DATA RECORDS =>
- - -
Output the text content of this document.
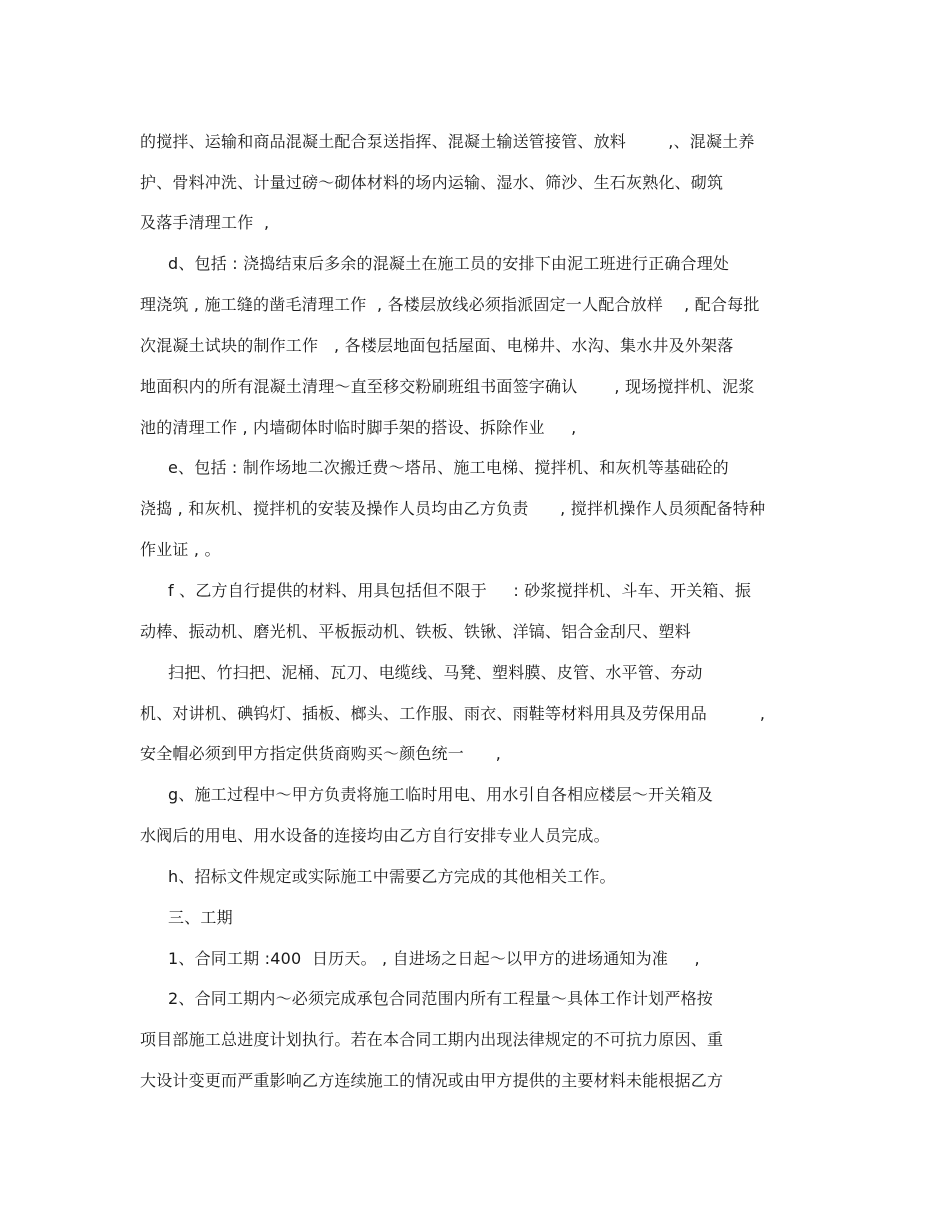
的搅拌、运输和商品混凝土配合泵送指挥、混凝土输送管接管、放料        ,、混凝土养
护、骨料冲洗、计量过磅～砌体材料的场内运输、湿水、筛沙、生石灰熟化、砌筑
及落手清理工作  ,
d、包括 : 浇捣结束后多余的混凝土在施工员的安排下由泥工班进行正确合理处
理浇筑 , 施工缝的凿毛清理工作  , 各楼层放线必须指派固定一人配合放样    , 配合每批
次混凝土试块的制作工作   , 各楼层地面包括屋面、电梯井、水沟、集水井及外架落
地面积内的所有混凝土清理～直至移交粉刷班组书面签字确认       , 现场搅拌机、泥浆
池的清理工作 , 内墙砌体时临时脚手架的搭设、拆除作业     ,
e、包括 : 制作场地二次搬迁费～塔吊、施工电梯、搅拌机、和灰机等基础砼的
浇捣 , 和灰机、搅拌机的安装及操作人员均由乙方负责      , 搅拌机操作人员须配备特种
作业证 , 。
f 、乙方自行提供的材料、用具包括但不限于     : 砂浆搅拌机、斗车、开关箱、振
动棒、振动机、磨光机、平板振动机、铁板、铁锹、洋镐、铝合金刮尺、塑料
扫把、竹扫把、泥桶、瓦刀、电缆线、马凳、塑料膜、皮管、水平管、夯动
机、对讲机、碘钨灯、插板、榔头、工作服、雨衣、雨鞋等材料用具及劳保用品          ,
安全帽必须到甲方指定供货商购买～颜色统一      ,
g、施工过程中～甲方负责将施工临时用电、用水引自各相应楼层～开关箱及
水阀后的用电、用水设备的连接均由乙方自行安排专业人员完成。
h、招标文件规定或实际施工中需要乙方完成的其他相关工作。
三、工期
1、合同工期 :400  日历天。 , 自进场之日起～以甲方的进场通知为准     ,
2、合同工期内～必须完成承包合同范围内所有工程量～具体工作计划严格按
项目部施工总进度计划执行。若在本合同工期内出现法律规定的不可抗力原因、重
大设计变更而严重影响乙方连续施工的情况或由甲方提供的主要材料未能根据乙方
- - -
TASK TO CARRY OUT => Without the pictures, repeat the listing above exactly.

EXERCISE ANSWER =>
Output the text content of this document.
的搅拌、运输和商品混凝土配合泵送指挥、混凝土输送管接管、放料        ,、混凝土养
护、骨料冲洗、计量过磅～砌体材料的场内运输、湿水、筛沙、生石灰熟化、砌筑
及落手清理工作  ,
d、包括 : 浇捣结束后多余的混凝土在施工员的安排下由泥工班进行正确合理处
理浇筑 , 施工缝的凿毛清理工作  , 各楼层放线必须指派固定一人配合放样    , 配合每批
次混凝土试块的制作工作   , 各楼层地面包括屋面、电梯井、水沟、集水井及外架落
地面积内的所有混凝土清理～直至移交粉刷班组书面签字确认       , 现场搅拌机、泥浆
池的清理工作 , 内墙砌体时临时脚手架的搭设、拆除作业     ,
e、包括 : 制作场地二次搬迁费～塔吊、施工电梯、搅拌机、和灰机等基础砼的
浇捣 , 和灰机、搅拌机的安装及操作人员均由乙方负责      , 搅拌机操作人员须配备特种
作业证 , 。
f 、乙方自行提供的材料、用具包括但不限于     : 砂浆搅拌机、斗车、开关箱、振
动棒、振动机、磨光机、平板振动机、铁板、铁锹、洋镐、铝合金刮尺、塑料
扫把、竹扫把、泥桶、瓦刀、电缆线、马凳、塑料膜、皮管、水平管、夯动
机、对讲机、碘钨灯、插板、榔头、工作服、雨衣、雨鞋等材料用具及劳保用品          ,
安全帽必须到甲方指定供货商购买～颜色统一      ,
g、施工过程中～甲方负责将施工临时用电、用水引自各相应楼层～开关箱及
水阀后的用电、用水设备的连接均由乙方自行安排专业人员完成。
h、招标文件规定或实际施工中需要乙方完成的其他相关工作。
三、工期
1、合同工期 :400  日历天。 , 自进场之日起～以甲方的进场通知为准     ,
2、合同工期内～必须完成承包合同范围内所有工程量～具体工作计划严格按
项目部施工总进度计划执行。若在本合同工期内出现法律规定的不可抗力原因、重
大设计变更而严重影响乙方连续施工的情况或由甲方提供的主要材料未能根据乙方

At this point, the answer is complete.